◆ **What you need to do**
Below are entries to be transcribed exactly; exclude the pictures from the copy.

>> BEGIN

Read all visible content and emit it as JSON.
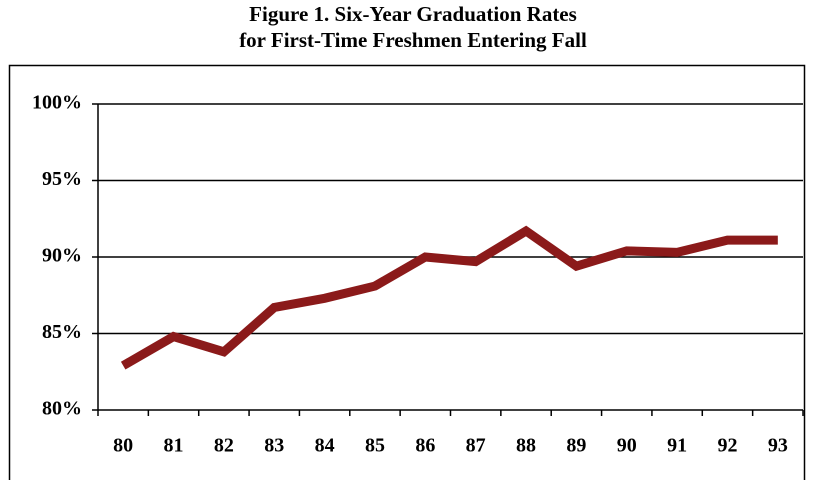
{
  "chart_data": {
    "type": "line",
    "title": [
      "Figure 1. Six-Year Graduation Rates",
      "for First-Time Freshmen Entering Fall"
    ],
    "categories": [
      "80",
      "81",
      "82",
      "83",
      "84",
      "85",
      "86",
      "87",
      "88",
      "89",
      "90",
      "91",
      "92",
      "93"
    ],
    "series": [
      {
        "name": null,
        "color": "#8b1a1a",
        "values": [
          82.9,
          84.8,
          83.8,
          86.7,
          87.3,
          88.1,
          90.0,
          89.7,
          91.7,
          89.4,
          90.4,
          90.3,
          91.1,
          91.1
        ]
      }
    ],
    "ylim": [
      80,
      100
    ],
    "yticks": [
      {
        "value": 80,
        "label": "80%"
      },
      {
        "value": 85,
        "label": "85%"
      },
      {
        "value": 90,
        "label": "90%"
      },
      {
        "value": 95,
        "label": "95%"
      },
      {
        "value": 100,
        "label": "100%"
      }
    ],
    "grid": true
  }
}
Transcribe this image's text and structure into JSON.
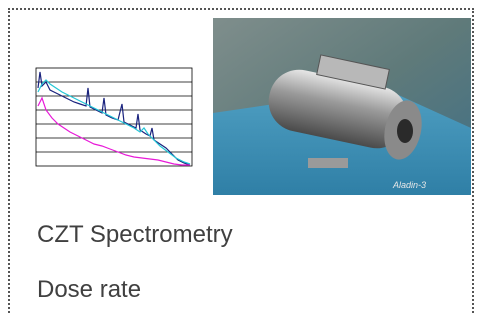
{
  "items": [
    {
      "label": "CZT Spectrometry"
    },
    {
      "label": "Dose rate"
    }
  ],
  "photo": {
    "caption": "Aladin-3"
  }
}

>> END

◆ **Correct answer**
Read all visible content and emit it as JSON.
{
  "chart_data": {
    "type": "line",
    "title": [
      "Figure 1. Six-Year Graduation Rates",
      "for First-Time Freshmen Entering Fall"
    ],
    "categories": [
      "80",
      "81",
      "82",
      "83",
      "84",
      "85",
      "86",
      "87",
      "88",
      "89",
      "90",
      "91",
      "92",
      "93"
    ],
    "series": [
      {
        "name": null,
        "color": "#8b1a1a",
        "values": [
          82.9,
          84.8,
          83.8,
          86.7,
          87.3,
          88.1,
          90.0,
          89.7,
          91.7,
          89.4,
          90.4,
          90.3,
          91.1,
          91.1
        ]
      }
    ],
    "ylim": [
      80,
      100
    ],
    "yticks": [
      {
        "value": 80,
        "label": "80%"
      },
      {
        "value": 85,
        "label": "85%"
      },
      {
        "value": 90,
        "label": "90%"
      },
      {
        "value": 95,
        "label": "95%"
      },
      {
        "value": 100,
        "label": "100%"
      }
    ],
    "grid": true
  }
}
Transcribe this image's text and structure into JSON.
{
  "items": [
    {
      "label": "CZT Spectrometry"
    },
    {
      "label": "Dose rate"
    }
  ],
  "photo": {
    "caption": "Aladin-3"
  }
}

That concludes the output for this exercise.